Dataset items
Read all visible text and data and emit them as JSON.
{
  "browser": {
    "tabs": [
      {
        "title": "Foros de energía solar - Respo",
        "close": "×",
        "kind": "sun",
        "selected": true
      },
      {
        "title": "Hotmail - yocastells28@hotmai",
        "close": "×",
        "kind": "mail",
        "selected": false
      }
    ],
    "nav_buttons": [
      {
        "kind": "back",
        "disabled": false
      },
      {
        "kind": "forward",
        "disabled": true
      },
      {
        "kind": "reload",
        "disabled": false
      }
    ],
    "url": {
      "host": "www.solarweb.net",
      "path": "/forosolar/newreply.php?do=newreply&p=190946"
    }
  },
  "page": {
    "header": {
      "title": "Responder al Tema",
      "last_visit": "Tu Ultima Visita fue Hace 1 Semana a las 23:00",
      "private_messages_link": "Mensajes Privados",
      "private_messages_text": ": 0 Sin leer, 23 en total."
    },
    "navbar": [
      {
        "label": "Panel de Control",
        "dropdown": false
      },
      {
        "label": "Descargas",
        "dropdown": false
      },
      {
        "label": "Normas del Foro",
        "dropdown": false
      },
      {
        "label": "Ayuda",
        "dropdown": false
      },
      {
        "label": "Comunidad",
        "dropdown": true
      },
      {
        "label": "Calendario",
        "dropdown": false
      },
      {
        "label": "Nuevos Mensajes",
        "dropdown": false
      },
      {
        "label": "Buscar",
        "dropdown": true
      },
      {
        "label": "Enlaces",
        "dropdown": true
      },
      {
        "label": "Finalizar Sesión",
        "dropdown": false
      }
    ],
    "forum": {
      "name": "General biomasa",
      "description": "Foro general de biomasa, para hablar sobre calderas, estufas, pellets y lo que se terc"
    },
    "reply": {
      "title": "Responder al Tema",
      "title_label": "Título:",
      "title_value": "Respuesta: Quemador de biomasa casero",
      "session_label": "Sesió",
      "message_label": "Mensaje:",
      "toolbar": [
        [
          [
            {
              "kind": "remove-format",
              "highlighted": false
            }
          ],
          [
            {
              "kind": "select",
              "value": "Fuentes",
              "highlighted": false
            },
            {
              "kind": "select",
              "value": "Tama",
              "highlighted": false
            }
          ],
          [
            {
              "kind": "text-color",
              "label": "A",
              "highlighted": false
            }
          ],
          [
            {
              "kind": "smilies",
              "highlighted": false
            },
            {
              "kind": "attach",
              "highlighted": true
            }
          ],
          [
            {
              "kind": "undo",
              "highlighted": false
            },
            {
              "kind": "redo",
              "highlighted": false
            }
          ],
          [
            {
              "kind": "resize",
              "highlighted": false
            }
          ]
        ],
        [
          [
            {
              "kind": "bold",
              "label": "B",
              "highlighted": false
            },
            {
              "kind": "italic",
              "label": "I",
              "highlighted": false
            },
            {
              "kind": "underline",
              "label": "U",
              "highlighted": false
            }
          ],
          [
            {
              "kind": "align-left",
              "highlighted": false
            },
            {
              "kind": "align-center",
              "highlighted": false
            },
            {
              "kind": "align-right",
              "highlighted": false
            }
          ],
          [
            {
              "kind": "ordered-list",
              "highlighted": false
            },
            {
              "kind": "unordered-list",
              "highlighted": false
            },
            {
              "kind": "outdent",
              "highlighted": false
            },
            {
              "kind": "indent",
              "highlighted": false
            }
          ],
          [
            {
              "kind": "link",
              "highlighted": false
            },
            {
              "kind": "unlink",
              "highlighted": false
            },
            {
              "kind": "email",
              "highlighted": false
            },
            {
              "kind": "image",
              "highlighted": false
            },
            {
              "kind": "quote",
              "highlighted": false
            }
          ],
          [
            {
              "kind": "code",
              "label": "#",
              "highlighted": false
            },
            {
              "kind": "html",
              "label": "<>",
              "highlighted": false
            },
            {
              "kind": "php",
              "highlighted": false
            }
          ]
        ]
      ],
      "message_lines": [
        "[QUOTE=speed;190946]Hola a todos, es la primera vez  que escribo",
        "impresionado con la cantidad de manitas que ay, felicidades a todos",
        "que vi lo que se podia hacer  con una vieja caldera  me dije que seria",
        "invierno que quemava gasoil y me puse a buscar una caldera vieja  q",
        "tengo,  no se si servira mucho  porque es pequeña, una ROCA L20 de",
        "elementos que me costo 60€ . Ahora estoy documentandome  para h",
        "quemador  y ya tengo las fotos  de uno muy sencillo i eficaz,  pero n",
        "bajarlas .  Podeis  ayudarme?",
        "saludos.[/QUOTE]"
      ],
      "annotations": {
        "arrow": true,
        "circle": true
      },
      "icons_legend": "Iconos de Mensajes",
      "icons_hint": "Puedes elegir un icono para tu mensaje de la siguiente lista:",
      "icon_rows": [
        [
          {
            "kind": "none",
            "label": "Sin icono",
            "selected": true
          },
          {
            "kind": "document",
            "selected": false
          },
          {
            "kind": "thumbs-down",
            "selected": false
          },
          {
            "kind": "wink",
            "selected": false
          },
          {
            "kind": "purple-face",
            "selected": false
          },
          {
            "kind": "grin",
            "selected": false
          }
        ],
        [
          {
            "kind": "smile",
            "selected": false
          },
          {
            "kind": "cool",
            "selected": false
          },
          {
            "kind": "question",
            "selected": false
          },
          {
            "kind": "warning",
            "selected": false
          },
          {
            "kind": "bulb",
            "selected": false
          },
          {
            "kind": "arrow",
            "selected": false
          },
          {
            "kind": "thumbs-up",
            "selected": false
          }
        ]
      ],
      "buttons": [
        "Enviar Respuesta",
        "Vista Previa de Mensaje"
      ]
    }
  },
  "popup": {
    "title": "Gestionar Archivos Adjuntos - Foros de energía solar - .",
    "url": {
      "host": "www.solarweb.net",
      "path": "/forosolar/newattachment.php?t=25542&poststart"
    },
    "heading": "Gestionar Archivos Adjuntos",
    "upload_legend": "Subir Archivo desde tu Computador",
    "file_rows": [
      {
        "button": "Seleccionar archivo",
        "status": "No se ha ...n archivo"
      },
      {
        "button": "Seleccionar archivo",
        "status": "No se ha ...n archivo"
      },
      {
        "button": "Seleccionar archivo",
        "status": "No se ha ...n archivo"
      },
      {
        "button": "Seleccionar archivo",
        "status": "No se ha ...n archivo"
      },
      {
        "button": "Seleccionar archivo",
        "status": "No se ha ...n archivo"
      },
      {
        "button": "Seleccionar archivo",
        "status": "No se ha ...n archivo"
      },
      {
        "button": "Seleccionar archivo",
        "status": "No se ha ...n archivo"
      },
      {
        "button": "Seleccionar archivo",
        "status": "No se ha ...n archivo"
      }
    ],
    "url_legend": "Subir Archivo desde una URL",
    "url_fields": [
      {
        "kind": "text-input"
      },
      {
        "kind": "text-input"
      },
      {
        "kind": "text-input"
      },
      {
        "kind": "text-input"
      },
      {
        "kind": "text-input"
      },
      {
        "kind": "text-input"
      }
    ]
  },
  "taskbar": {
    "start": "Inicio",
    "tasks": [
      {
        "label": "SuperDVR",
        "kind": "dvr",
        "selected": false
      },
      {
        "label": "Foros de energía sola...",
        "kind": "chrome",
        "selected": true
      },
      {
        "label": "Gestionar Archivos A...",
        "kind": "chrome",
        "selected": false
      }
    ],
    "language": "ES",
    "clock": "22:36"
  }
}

(Problem to solve): The lines above should be duplicated exactly.

(Response):
Read all visible text and data and emit them as JSON.
{
  "browser": {
    "tabs": [
      {
        "title": "Foros de energía solar - Respo",
        "close": "×",
        "kind": "sun",
        "selected": true
      },
      {
        "title": "Hotmail - yocastells28@hotmai",
        "close": "×",
        "kind": "mail",
        "selected": false
      }
    ],
    "nav_buttons": [
      {
        "kind": "back",
        "disabled": false
      },
      {
        "kind": "forward",
        "disabled": true
      },
      {
        "kind": "reload",
        "disabled": false
      }
    ],
    "url": {
      "host": "www.solarweb.net",
      "path": "/forosolar/newreply.php?do=newreply&p=190946"
    }
  },
  "page": {
    "header": {
      "title": "Responder al Tema",
      "last_visit": "Tu Ultima Visita fue Hace 1 Semana a las 23:00",
      "private_messages_link": "Mensajes Privados",
      "private_messages_text": ": 0 Sin leer, 23 en total."
    },
    "navbar": [
      {
        "label": "Panel de Control",
        "dropdown": false
      },
      {
        "label": "Descargas",
        "dropdown": false
      },
      {
        "label": "Normas del Foro",
        "dropdown": false
      },
      {
        "label": "Ayuda",
        "dropdown": false
      },
      {
        "label": "Comunidad",
        "dropdown": true
      },
      {
        "label": "Calendario",
        "dropdown": false
      },
      {
        "label": "Nuevos Mensajes",
        "dropdown": false
      },
      {
        "label": "Buscar",
        "dropdown": true
      },
      {
        "label": "Enlaces",
        "dropdown": true
      },
      {
        "label": "Finalizar Sesión",
        "dropdown": false
      }
    ],
    "forum": {
      "name": "General biomasa",
      "description": "Foro general de biomasa, para hablar sobre calderas, estufas, pellets y lo que se terc"
    },
    "reply": {
      "title": "Responder al Tema",
      "title_label": "Título:",
      "title_value": "Respuesta: Quemador de biomasa casero",
      "session_label": "Sesió",
      "message_label": "Mensaje:",
      "toolbar": [
        [
          [
            {
              "kind": "remove-format",
              "highlighted": false
            }
          ],
          [
            {
              "kind": "select",
              "value": "Fuentes",
              "highlighted": false
            },
            {
              "kind": "select",
              "value": "Tama",
              "highlighted": false
            }
          ],
          [
            {
              "kind": "text-color",
              "label": "A",
              "highlighted": false
            }
          ],
          [
            {
              "kind": "smilies",
              "highlighted": false
            },
            {
              "kind": "attach",
              "highlighted": true
            }
          ],
          [
            {
              "kind": "undo",
              "highlighted": false
            },
            {
              "kind": "redo",
              "highlighted": false
            }
          ],
          [
            {
              "kind": "resize",
              "highlighted": false
            }
          ]
        ],
        [
          [
            {
              "kind": "bold",
              "label": "B",
              "highlighted": false
            },
            {
              "kind": "italic",
              "label": "I",
              "highlighted": false
            },
            {
              "kind": "underline",
              "label": "U",
              "highlighted": false
            }
          ],
          [
            {
              "kind": "align-left",
              "highlighted": false
            },
            {
              "kind": "align-center",
              "highlighted": false
            },
            {
              "kind": "align-right",
              "highlighted": false
            }
          ],
          [
            {
              "kind": "ordered-list",
              "highlighted": false
            },
            {
              "kind": "unordered-list",
              "highlighted": false
            },
            {
              "kind": "outdent",
              "highlighted": false
            },
            {
              "kind": "indent",
              "highlighted": false
            }
          ],
          [
            {
              "kind": "link",
              "highlighted": false
            },
            {
              "kind": "unlink",
              "highlighted": false
            },
            {
              "kind": "email",
              "highlighted": false
            },
            {
              "kind": "image",
              "highlighted": false
            },
            {
              "kind": "quote",
              "highlighted": false
            }
          ],
          [
            {
              "kind": "code",
              "label": "#",
              "highlighted": false
            },
            {
              "kind": "html",
              "label": "<>",
              "highlighted": false
            },
            {
              "kind": "php",
              "highlighted": false
            }
          ]
        ]
      ],
      "message_lines": [
        "[QUOTE=speed;190946]Hola a todos, es la primera vez  que escribo",
        "impresionado con la cantidad de manitas que ay, felicidades a todos",
        "que vi lo que se podia hacer  con una vieja caldera  me dije que seria",
        "invierno que quemava gasoil y me puse a buscar una caldera vieja  q",
        "tengo,  no se si servira mucho  porque es pequeña, una ROCA L20 de",
        "elementos que me costo 60€ . Ahora estoy documentandome  para h",
        "quemador  y ya tengo las fotos  de uno muy sencillo i eficaz,  pero n",
        "bajarlas .  Podeis  ayudarme?",
        "saludos.[/QUOTE]"
      ],
      "annotations": {
        "arrow": true,
        "circle": true
      },
      "icons_legend": "Iconos de Mensajes",
      "icons_hint": "Puedes elegir un icono para tu mensaje de la siguiente lista:",
      "icon_rows": [
        [
          {
            "kind": "none",
            "label": "Sin icono",
            "selected": true
          },
          {
            "kind": "document",
            "selected": false
          },
          {
            "kind": "thumbs-down",
            "selected": false
          },
          {
            "kind": "wink",
            "selected": false
          },
          {
            "kind": "purple-face",
            "selected": false
          },
          {
            "kind": "grin",
            "selected": false
          }
        ],
        [
          {
            "kind": "smile",
            "selected": false
          },
          {
            "kind": "cool",
            "selected": false
          },
          {
            "kind": "question",
            "selected": false
          },
          {
            "kind": "warning",
            "selected": false
          },
          {
            "kind": "bulb",
            "selected": false
          },
          {
            "kind": "arrow",
            "selected": false
          },
          {
            "kind": "thumbs-up",
            "selected": false
          }
        ]
      ],
      "buttons": [
        "Enviar Respuesta",
        "Vista Previa de Mensaje"
      ]
    }
  },
  "popup": {
    "title": "Gestionar Archivos Adjuntos - Foros de energía solar - .",
    "url": {
      "host": "www.solarweb.net",
      "path": "/forosolar/newattachment.php?t=25542&poststart"
    },
    "heading": "Gestionar Archivos Adjuntos",
    "upload_legend": "Subir Archivo desde tu Computador",
    "file_rows": [
      {
        "button": "Seleccionar archivo",
        "status": "No se ha ...n archivo"
      },
      {
        "button": "Seleccionar archivo",
        "status": "No se ha ...n archivo"
      },
      {
        "button": "Seleccionar archivo",
        "status": "No se ha ...n archivo"
      },
      {
        "button": "Seleccionar archivo",
        "status": "No se ha ...n archivo"
      },
      {
        "button": "Seleccionar archivo",
        "status": "No se ha ...n archivo"
      },
      {
        "button": "Seleccionar archivo",
        "status": "No se ha ...n archivo"
      },
      {
        "button": "Seleccionar archivo",
        "status": "No se ha ...n archivo"
      },
      {
        "button": "Seleccionar archivo",
        "status": "No se ha ...n archivo"
      }
    ],
    "url_legend": "Subir Archivo desde una URL",
    "url_fields": [
      {
        "kind": "text-input"
      },
      {
        "kind": "text-input"
      },
      {
        "kind": "text-input"
      },
      {
        "kind": "text-input"
      },
      {
        "kind": "text-input"
      },
      {
        "kind": "text-input"
      }
    ]
  },
  "taskbar": {
    "start": "Inicio",
    "tasks": [
      {
        "label": "SuperDVR",
        "kind": "dvr",
        "selected": false
      },
      {
        "label": "Foros de energía sola...",
        "kind": "chrome",
        "selected": true
      },
      {
        "label": "Gestionar Archivos A...",
        "kind": "chrome",
        "selected": false
      }
    ],
    "language": "ES",
    "clock": "22:36"
  }
}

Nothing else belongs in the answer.